DIRECTIONS: Quote the listing below in its entirety.

RECORDED DATA:
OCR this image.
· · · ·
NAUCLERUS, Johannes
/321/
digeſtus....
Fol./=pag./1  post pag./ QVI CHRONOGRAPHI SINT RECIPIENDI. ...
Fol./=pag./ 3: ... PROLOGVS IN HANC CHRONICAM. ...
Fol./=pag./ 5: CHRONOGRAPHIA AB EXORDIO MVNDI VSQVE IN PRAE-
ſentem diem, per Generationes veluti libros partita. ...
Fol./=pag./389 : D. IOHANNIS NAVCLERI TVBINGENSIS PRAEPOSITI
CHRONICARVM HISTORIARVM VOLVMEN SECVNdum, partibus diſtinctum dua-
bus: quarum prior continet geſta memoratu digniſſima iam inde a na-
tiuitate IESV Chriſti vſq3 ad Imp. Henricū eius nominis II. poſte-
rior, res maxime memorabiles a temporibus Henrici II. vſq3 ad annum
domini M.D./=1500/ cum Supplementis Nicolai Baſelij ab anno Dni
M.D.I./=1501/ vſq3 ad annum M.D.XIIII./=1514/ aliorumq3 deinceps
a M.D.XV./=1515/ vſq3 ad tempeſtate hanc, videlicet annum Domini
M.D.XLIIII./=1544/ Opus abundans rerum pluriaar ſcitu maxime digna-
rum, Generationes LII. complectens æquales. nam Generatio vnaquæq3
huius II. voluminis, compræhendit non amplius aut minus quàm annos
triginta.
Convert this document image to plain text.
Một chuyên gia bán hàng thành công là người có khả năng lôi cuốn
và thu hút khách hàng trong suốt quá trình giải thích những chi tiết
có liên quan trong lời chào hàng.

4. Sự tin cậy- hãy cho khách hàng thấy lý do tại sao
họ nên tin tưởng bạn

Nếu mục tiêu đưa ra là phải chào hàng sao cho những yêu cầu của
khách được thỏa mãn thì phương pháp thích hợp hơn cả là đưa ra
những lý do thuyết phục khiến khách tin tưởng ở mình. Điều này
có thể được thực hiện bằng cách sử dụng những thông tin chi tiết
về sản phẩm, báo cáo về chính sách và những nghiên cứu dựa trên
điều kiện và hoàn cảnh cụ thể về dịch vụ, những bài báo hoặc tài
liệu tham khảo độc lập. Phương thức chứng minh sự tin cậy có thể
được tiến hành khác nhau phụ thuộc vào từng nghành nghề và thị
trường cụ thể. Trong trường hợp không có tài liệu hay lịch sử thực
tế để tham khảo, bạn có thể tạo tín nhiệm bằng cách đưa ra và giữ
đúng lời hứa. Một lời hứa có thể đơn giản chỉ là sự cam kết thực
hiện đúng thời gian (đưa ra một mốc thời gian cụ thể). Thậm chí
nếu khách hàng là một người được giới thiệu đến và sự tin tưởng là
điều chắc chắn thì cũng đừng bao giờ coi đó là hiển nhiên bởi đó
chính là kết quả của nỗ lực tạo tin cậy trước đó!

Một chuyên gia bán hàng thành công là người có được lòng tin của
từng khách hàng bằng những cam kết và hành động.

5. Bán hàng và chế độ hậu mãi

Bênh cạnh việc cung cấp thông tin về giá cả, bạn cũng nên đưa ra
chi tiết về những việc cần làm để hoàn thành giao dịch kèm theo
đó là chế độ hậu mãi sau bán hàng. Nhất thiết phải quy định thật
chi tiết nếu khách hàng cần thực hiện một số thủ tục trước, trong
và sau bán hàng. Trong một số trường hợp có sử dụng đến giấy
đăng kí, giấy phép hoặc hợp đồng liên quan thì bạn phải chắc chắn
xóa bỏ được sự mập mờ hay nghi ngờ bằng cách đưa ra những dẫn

RESULT FOR THIS EXERCISE:
OCR this image.
· · · ·
NAUCLERUS, Johannes
/321/
digeſtus....
Fol./=pag./1  post pag./ QVI CHRONOGRAPHI SINT RECIPIENDI. ...
Fol./=pag./ 3: ... PROLOGVS IN HANC CHRONICAM. ...
Fol./=pag./ 5: CHRONOGRAPHIA AB EXORDIO MVNDI VSQVE IN PRAE-
ſentem diem, per Generationes veluti libros partita. ...
Fol./=pag./389 : D. IOHANNIS NAVCLERI TVBINGENSIS PRAEPOSITI
CHRONICARVM HISTORIARVM VOLVMEN SECVNdum, partibus diſtinctum dua-
bus: quarum prior continet geſta memoratu digniſſima iam inde a na-
tiuitate IESV Chriſti vſq3 ad Imp. Henricū eius nominis II. poſte-
rior, res maxime memorabiles a temporibus Henrici II. vſq3 ad annum
domini M.D./=1500/ cum Supplementis Nicolai Baſelij ab anno Dni
M.D.I./=1501/ vſq3 ad annum M.D.XIIII./=1514/ aliorumq3 deinceps
a M.D.XV./=1515/ vſq3 ad tempeſtate hanc, videlicet annum Domini
M.D.XLIIII./=1544/ Opus abundans rerum pluriaar ſcitu maxime digna-
rum, Generationes LII. complectens æquales. nam Generatio vnaquæq3
huius II. voluminis, compræhendit non amplius aut minus quàm annos
triginta.
Convert this document image to plain text.
Một chuyên gia bán hàng thành công là người có khả năng lôi cuốn
và thu hút khách hàng trong suốt quá trình giải thích những chi tiết
có liên quan trong lời chào hàng.

4. Sự tin cậy- hãy cho khách hàng thấy lý do tại sao
họ nên tin tưởng bạn

Nếu mục tiêu đưa ra là phải chào hàng sao cho những yêu cầu của
khách được thỏa mãn thì phương pháp thích hợp hơn cả là đưa ra
những lý do thuyết phục khiến khách tin tưởng ở mình. Điều này
có thể được thực hiện bằng cách sử dụng những thông tin chi tiết
về sản phẩm, báo cáo về chính sách và những nghiên cứu dựa trên
điều kiện và hoàn cảnh cụ thể về dịch vụ, những bài báo hoặc tài
liệu tham khảo độc lập. Phương thức chứng minh sự tin cậy có thể
được tiến hành khác nhau phụ thuộc vào từng nghành nghề và thị
trường cụ thể. Trong trường hợp không có tài liệu hay lịch sử thực
tế để tham khảo, bạn có thể tạo tín nhiệm bằng cách đưa ra và giữ
đúng lời hứa. Một lời hứa có thể đơn giản chỉ là sự cam kết thực
hiện đúng thời gian (đưa ra một mốc thời gian cụ thể). Thậm chí
nếu khách hàng là một người được giới thiệu đến và sự tin tưởng là
điều chắc chắn thì cũng đừng bao giờ coi đó là hiển nhiên bởi đó
chính là kết quả của nỗ lực tạo tin cậy trước đó!

Một chuyên gia bán hàng thành công là người có được lòng tin của
từng khách hàng bằng những cam kết và hành động.

5. Bán hàng và chế độ hậu mãi

Bênh cạnh việc cung cấp thông tin về giá cả, bạn cũng nên đưa ra
chi tiết về những việc cần làm để hoàn thành giao dịch kèm theo
đó là chế độ hậu mãi sau bán hàng. Nhất thiết phải quy định thật
chi tiết nếu khách hàng cần thực hiện một số thủ tục trước, trong
và sau bán hàng. Trong một số trường hợp có sử dụng đến giấy
đăng kí, giấy phép hoặc hợp đồng liên quan thì bạn phải chắc chắn
xóa bỏ được sự mập mờ hay nghi ngờ bằng cách đưa ra những dẫn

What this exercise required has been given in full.